- [Aim of the task]:
Locate all lines with the word "Jargstorf" and copy them out.

- [Task material]:

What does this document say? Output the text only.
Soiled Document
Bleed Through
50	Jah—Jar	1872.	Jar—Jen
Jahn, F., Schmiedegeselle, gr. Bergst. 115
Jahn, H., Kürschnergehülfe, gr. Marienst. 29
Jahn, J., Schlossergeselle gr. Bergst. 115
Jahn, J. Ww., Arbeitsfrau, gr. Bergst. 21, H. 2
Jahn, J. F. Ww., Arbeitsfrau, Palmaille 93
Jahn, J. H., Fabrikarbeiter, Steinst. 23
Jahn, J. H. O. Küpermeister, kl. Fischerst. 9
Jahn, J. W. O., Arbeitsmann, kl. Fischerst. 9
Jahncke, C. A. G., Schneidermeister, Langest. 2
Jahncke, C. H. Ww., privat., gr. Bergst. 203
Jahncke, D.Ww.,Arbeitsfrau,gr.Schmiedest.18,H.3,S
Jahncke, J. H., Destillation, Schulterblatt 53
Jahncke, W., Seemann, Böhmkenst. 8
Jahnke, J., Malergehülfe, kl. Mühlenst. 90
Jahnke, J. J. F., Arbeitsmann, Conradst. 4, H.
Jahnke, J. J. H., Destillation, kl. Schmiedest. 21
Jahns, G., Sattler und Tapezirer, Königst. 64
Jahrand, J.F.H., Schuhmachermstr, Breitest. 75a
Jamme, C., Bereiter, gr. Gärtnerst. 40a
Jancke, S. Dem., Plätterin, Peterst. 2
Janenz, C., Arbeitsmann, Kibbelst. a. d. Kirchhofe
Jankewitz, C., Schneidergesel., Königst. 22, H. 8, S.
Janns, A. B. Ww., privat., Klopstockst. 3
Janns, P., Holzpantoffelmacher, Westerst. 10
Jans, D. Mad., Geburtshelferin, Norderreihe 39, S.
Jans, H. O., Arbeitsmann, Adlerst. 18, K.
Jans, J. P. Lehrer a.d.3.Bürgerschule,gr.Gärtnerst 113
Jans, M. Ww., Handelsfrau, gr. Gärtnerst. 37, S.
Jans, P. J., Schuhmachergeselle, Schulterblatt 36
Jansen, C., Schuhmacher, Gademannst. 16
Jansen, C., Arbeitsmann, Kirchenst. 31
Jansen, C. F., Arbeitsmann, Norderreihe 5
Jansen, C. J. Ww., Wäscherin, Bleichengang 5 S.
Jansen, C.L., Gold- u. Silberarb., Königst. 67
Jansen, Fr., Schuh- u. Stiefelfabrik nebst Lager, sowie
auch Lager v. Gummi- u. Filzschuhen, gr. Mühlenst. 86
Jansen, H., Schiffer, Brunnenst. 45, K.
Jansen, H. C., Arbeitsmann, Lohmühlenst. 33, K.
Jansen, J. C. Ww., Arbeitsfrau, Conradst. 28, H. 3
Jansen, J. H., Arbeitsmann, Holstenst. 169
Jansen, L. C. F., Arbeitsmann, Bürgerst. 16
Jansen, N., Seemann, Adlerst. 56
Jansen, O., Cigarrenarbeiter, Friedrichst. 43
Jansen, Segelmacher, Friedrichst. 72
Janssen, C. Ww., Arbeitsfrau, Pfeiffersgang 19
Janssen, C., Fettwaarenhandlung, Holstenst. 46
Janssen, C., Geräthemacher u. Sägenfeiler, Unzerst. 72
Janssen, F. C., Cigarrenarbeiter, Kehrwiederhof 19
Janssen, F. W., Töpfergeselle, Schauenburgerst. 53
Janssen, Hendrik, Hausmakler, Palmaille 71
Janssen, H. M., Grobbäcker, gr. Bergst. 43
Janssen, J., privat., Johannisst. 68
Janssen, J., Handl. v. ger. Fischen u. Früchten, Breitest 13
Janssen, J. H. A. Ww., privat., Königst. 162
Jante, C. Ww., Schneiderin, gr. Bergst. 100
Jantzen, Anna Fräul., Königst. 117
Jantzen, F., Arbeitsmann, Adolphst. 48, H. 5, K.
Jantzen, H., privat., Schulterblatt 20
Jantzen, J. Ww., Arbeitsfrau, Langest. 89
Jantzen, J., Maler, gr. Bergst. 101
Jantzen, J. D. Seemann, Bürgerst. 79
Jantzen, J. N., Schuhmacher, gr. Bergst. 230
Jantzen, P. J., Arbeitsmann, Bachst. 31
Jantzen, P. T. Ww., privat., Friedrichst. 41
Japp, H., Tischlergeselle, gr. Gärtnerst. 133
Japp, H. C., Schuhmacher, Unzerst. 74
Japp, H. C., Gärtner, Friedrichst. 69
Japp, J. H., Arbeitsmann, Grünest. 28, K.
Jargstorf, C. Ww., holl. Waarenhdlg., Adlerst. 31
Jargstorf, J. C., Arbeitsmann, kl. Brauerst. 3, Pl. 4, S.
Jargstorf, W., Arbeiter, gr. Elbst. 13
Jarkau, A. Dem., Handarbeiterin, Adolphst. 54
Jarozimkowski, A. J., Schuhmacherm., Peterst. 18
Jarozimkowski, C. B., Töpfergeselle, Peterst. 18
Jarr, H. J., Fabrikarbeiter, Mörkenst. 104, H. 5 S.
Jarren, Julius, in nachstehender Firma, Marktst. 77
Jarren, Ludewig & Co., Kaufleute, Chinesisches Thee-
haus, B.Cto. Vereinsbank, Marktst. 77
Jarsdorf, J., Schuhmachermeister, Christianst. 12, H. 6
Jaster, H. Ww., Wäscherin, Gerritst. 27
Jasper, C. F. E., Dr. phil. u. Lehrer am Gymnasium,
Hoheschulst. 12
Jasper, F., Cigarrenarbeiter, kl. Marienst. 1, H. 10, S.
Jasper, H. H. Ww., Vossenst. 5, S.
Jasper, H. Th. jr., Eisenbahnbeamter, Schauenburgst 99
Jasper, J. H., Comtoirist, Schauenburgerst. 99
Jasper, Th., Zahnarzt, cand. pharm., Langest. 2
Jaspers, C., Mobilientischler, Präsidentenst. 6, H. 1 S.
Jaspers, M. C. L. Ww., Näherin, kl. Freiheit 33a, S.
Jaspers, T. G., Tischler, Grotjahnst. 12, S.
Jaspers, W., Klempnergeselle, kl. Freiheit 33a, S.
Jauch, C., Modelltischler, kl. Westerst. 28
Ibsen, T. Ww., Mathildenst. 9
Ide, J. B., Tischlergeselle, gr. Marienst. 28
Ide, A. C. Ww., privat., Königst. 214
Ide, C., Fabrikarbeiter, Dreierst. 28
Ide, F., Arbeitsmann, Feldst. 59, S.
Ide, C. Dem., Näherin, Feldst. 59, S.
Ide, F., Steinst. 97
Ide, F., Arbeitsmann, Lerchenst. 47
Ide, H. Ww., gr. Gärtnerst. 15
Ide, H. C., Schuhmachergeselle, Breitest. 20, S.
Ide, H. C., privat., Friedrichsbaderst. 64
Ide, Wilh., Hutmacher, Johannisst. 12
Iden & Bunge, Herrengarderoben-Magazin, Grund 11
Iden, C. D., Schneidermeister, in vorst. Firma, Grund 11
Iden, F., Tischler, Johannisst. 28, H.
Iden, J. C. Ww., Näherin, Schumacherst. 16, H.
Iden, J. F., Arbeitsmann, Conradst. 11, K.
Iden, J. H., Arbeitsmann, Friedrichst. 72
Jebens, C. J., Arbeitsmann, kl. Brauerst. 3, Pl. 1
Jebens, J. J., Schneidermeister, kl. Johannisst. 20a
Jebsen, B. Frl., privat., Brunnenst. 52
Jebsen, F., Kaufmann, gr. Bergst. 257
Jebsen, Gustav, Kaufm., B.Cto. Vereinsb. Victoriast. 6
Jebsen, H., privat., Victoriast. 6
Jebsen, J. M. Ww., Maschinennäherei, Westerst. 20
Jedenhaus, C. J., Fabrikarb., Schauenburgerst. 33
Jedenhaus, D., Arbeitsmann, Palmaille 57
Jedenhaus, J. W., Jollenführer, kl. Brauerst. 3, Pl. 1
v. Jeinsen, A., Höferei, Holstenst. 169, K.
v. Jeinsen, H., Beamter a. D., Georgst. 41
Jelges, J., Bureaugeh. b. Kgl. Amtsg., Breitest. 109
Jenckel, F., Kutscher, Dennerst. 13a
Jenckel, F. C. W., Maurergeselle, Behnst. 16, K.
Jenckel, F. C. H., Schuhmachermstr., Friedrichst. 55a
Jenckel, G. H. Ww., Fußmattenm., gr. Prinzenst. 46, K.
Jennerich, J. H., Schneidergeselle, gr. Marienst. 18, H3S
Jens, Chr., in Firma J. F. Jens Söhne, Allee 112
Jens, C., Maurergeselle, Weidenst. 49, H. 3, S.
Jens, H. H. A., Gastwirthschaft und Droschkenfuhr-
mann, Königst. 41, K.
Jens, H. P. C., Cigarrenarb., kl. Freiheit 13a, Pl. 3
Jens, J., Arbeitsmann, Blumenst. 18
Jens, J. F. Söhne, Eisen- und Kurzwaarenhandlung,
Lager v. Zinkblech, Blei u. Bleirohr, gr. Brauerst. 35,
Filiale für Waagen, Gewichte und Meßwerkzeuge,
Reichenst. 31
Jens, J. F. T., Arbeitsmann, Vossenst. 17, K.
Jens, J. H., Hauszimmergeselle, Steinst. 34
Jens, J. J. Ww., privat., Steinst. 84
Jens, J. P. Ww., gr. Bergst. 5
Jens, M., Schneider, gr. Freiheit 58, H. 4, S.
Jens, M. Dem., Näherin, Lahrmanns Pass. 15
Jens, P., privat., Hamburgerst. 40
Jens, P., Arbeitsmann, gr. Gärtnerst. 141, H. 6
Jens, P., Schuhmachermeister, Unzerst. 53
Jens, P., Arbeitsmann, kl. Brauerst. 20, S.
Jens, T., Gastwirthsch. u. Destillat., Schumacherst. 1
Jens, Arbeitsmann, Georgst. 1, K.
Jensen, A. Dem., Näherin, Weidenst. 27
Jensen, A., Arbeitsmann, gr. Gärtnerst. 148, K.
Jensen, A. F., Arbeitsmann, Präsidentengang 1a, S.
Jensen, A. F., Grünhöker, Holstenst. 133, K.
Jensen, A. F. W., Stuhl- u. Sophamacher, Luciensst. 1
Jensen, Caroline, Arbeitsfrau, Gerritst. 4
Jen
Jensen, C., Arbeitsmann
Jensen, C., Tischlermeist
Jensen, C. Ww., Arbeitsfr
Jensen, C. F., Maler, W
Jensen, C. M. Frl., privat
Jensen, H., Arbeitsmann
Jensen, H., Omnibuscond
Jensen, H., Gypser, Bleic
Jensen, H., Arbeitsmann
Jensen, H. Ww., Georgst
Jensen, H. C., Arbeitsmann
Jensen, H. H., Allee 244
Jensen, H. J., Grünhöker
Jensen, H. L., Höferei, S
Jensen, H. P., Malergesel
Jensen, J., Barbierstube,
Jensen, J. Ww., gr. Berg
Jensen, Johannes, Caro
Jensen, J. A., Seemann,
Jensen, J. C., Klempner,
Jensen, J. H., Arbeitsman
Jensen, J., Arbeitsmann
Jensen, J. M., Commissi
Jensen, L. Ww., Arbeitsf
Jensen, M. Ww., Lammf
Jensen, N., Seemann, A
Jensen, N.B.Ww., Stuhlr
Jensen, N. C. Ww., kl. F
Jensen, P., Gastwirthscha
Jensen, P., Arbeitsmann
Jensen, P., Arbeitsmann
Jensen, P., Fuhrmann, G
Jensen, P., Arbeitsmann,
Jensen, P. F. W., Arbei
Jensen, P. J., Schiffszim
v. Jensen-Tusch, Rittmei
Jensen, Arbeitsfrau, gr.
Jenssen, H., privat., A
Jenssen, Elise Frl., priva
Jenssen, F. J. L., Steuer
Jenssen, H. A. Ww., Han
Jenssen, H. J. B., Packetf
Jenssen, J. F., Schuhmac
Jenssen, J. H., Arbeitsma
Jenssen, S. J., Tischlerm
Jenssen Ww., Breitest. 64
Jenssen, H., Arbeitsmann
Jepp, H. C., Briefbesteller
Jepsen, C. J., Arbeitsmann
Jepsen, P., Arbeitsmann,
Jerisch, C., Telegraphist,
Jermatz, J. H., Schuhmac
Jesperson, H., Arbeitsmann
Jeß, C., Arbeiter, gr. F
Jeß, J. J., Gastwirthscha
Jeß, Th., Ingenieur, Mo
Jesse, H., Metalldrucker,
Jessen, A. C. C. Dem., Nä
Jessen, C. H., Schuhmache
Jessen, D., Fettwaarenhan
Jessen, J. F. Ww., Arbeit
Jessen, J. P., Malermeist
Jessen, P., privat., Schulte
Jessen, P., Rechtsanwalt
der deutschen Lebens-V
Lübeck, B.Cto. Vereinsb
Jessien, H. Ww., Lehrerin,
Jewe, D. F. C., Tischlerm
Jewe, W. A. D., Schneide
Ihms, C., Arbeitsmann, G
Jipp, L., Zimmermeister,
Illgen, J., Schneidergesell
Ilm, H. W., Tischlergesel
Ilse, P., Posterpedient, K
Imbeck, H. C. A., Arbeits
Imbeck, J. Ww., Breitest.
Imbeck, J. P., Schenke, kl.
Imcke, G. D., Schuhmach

- [Expected answer]:
Jargstorf, C. Ww., holl. Waarenhdlg., Adlerst. 31
Jargstorf, J. C., Arbeitsmann, kl. Brauerst. 3, Pl. 4, S.
Jargstorf, W., Arbeiter, gr. Elbst. 13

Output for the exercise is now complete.